■ **YOUR GOAL**:
Make an exact copy of the records, dropping all pictures.

■ **STORED DATA**:
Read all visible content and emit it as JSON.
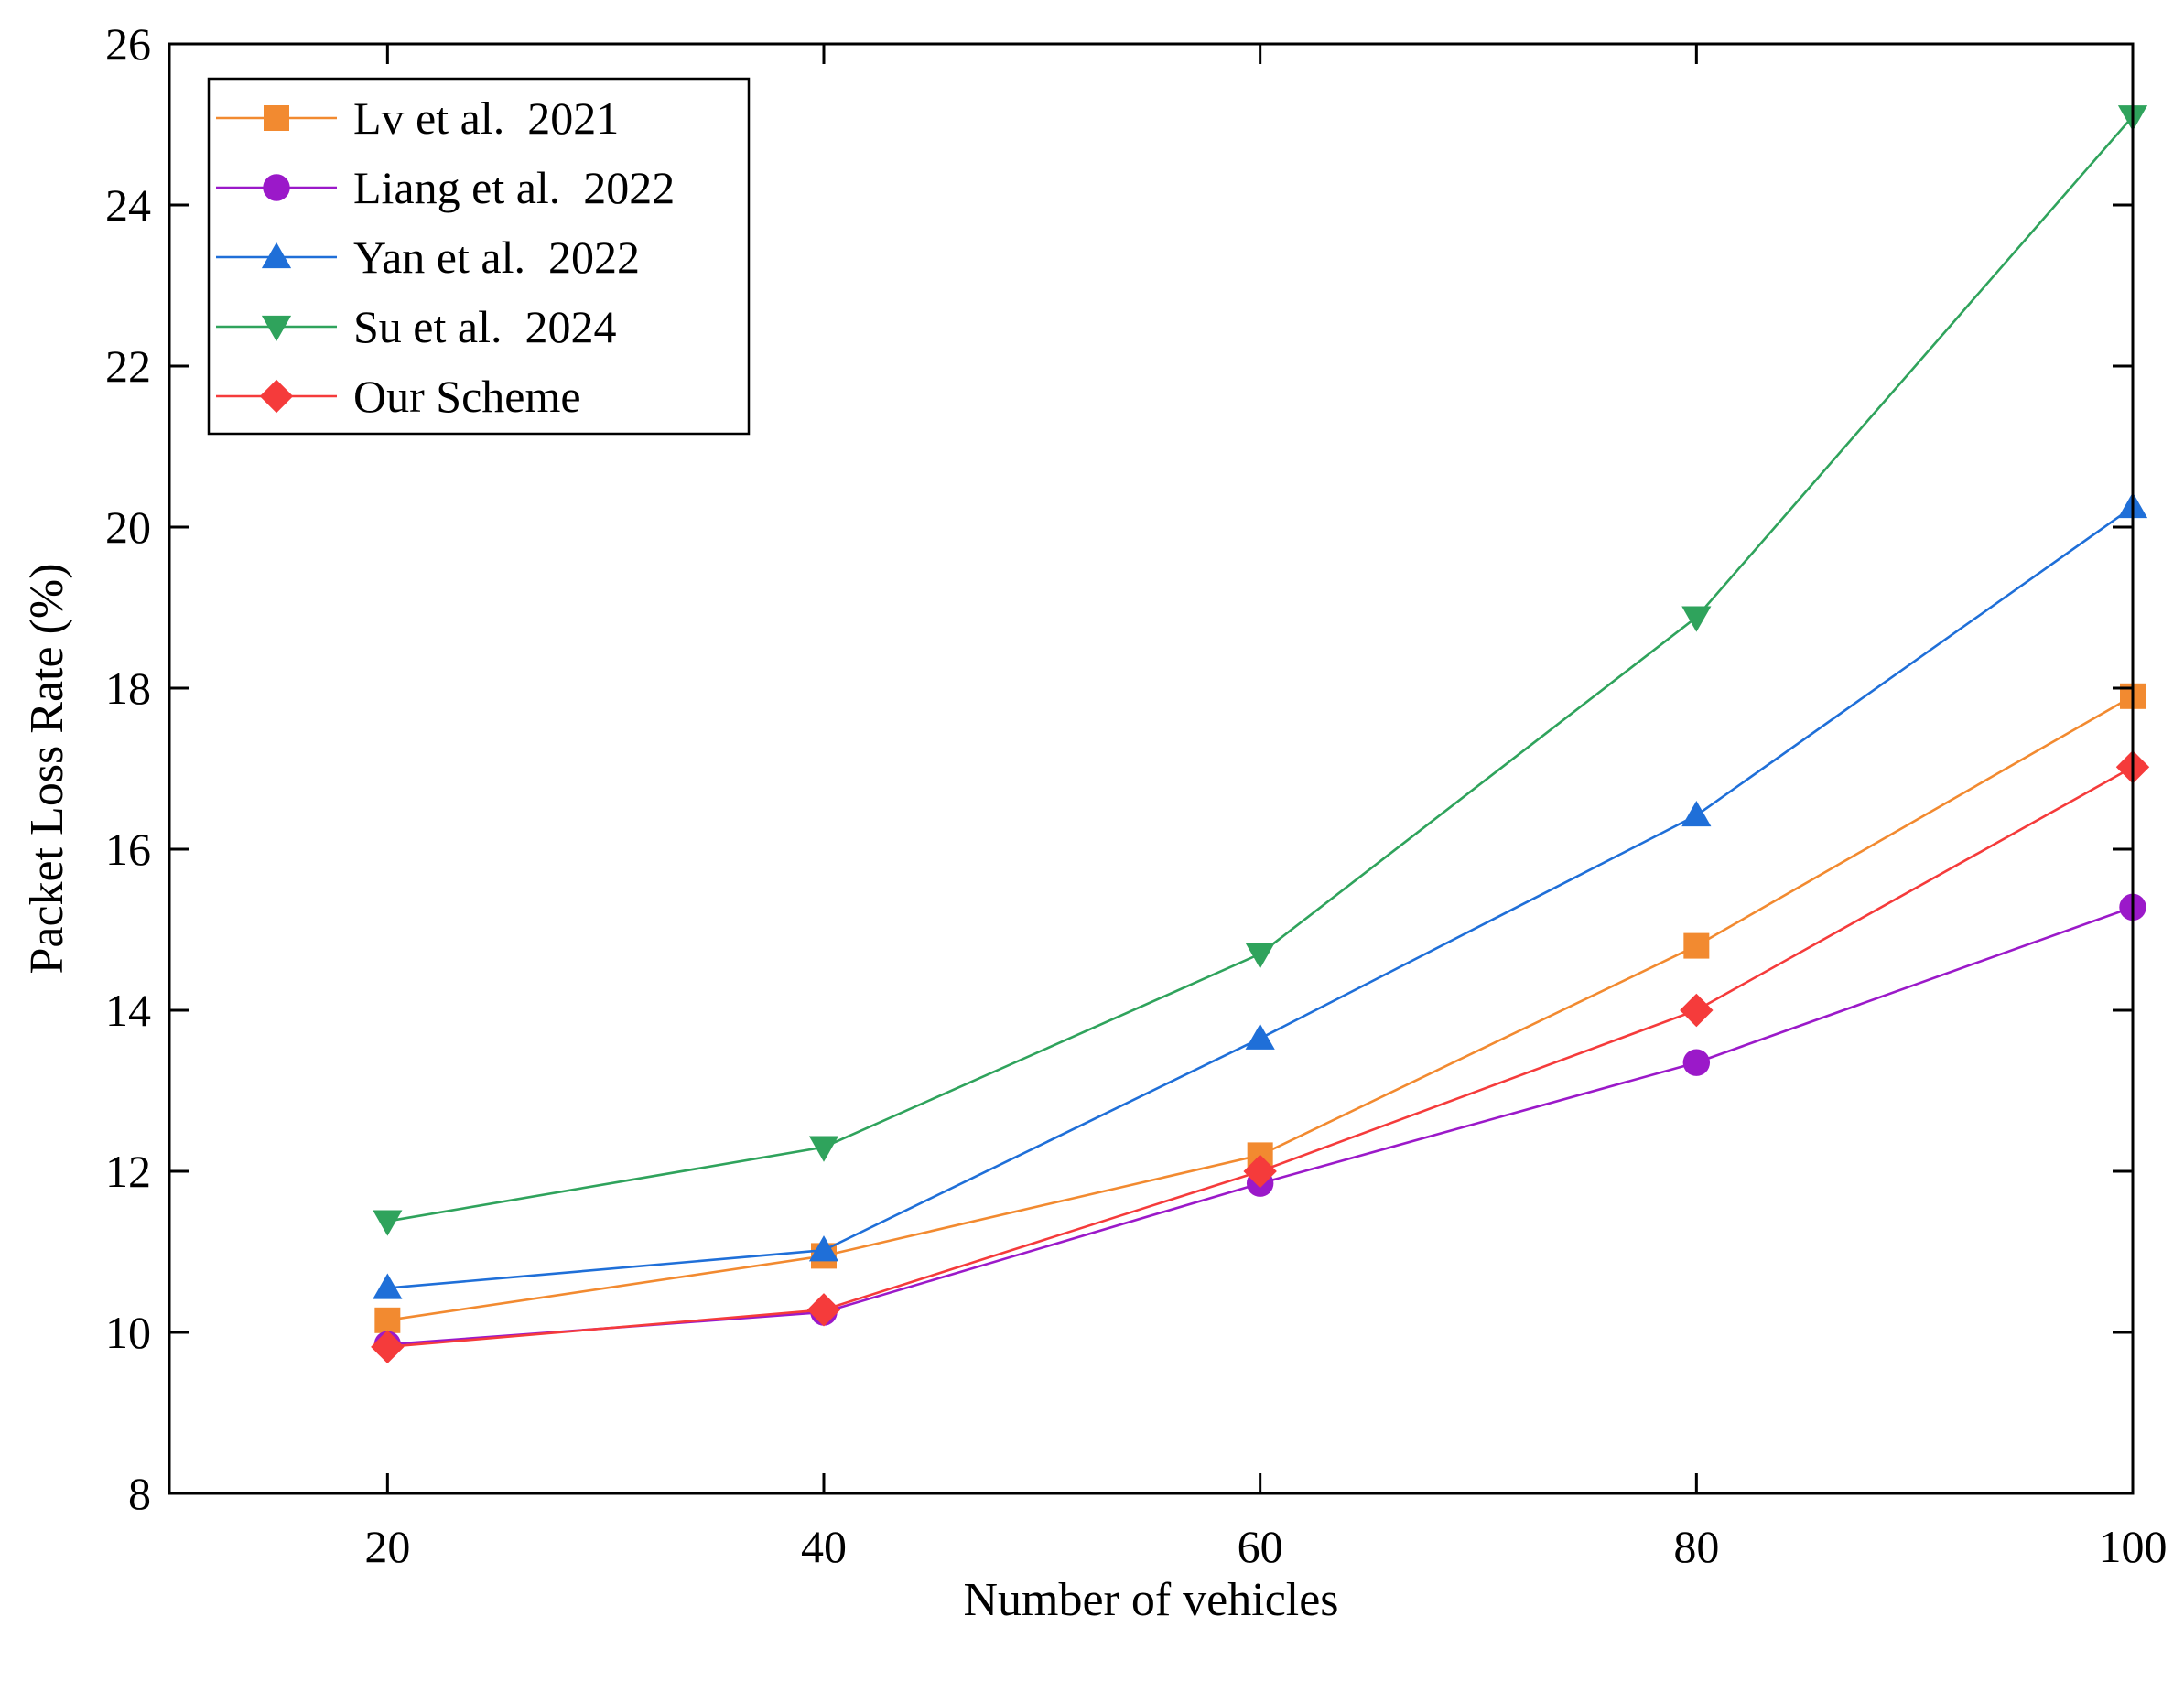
{
  "chart_data": {
    "type": "line",
    "title": "",
    "xlabel": "Number of vehicles",
    "ylabel": "Packet Loss Rate (%)",
    "x": [
      20,
      40,
      60,
      80,
      100
    ],
    "xlim": [
      10,
      100
    ],
    "ylim": [
      8,
      26
    ],
    "xticks": [
      20,
      40,
      60,
      80,
      100
    ],
    "yticks": [
      8,
      10,
      12,
      14,
      16,
      18,
      20,
      22,
      24,
      26
    ],
    "grid": false,
    "legend_position": "top-left",
    "series": [
      {
        "name": "Lv et al.  2021",
        "color": "#F28A30",
        "marker": "square",
        "values": [
          10.15,
          10.95,
          12.2,
          14.8,
          17.9
        ]
      },
      {
        "name": "Liang et al.  2022",
        "color": "#9B19C9",
        "marker": "circle",
        "values": [
          9.85,
          10.25,
          11.85,
          13.35,
          15.28
        ]
      },
      {
        "name": "Yan et al.  2022",
        "color": "#1F6FD8",
        "marker": "triangle-up",
        "values": [
          10.55,
          11.02,
          13.65,
          16.42,
          20.25
        ]
      },
      {
        "name": "Su et al.  2024",
        "color": "#2FA35C",
        "marker": "triangle-down",
        "values": [
          11.38,
          12.3,
          14.7,
          18.88,
          25.1
        ]
      },
      {
        "name": "Our Scheme",
        "color": "#F53B3B",
        "marker": "diamond",
        "values": [
          9.82,
          10.28,
          12.0,
          14.0,
          17.02
        ]
      }
    ]
  }
}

■ **CORRECT RESULT**:
Read all visible content and emit it as JSON.
{
  "chart_data": {
    "type": "line",
    "title": "",
    "xlabel": "Number of vehicles",
    "ylabel": "Packet Loss Rate (%)",
    "x": [
      20,
      40,
      60,
      80,
      100
    ],
    "xlim": [
      10,
      100
    ],
    "ylim": [
      8,
      26
    ],
    "xticks": [
      20,
      40,
      60,
      80,
      100
    ],
    "yticks": [
      8,
      10,
      12,
      14,
      16,
      18,
      20,
      22,
      24,
      26
    ],
    "grid": false,
    "legend_position": "top-left",
    "series": [
      {
        "name": "Lv et al.  2021",
        "color": "#F28A30",
        "marker": "square",
        "values": [
          10.15,
          10.95,
          12.2,
          14.8,
          17.9
        ]
      },
      {
        "name": "Liang et al.  2022",
        "color": "#9B19C9",
        "marker": "circle",
        "values": [
          9.85,
          10.25,
          11.85,
          13.35,
          15.28
        ]
      },
      {
        "name": "Yan et al.  2022",
        "color": "#1F6FD8",
        "marker": "triangle-up",
        "values": [
          10.55,
          11.02,
          13.65,
          16.42,
          20.25
        ]
      },
      {
        "name": "Su et al.  2024",
        "color": "#2FA35C",
        "marker": "triangle-down",
        "values": [
          11.38,
          12.3,
          14.7,
          18.88,
          25.1
        ]
      },
      {
        "name": "Our Scheme",
        "color": "#F53B3B",
        "marker": "diamond",
        "values": [
          9.82,
          10.28,
          12.0,
          14.0,
          17.02
        ]
      }
    ]
  }
}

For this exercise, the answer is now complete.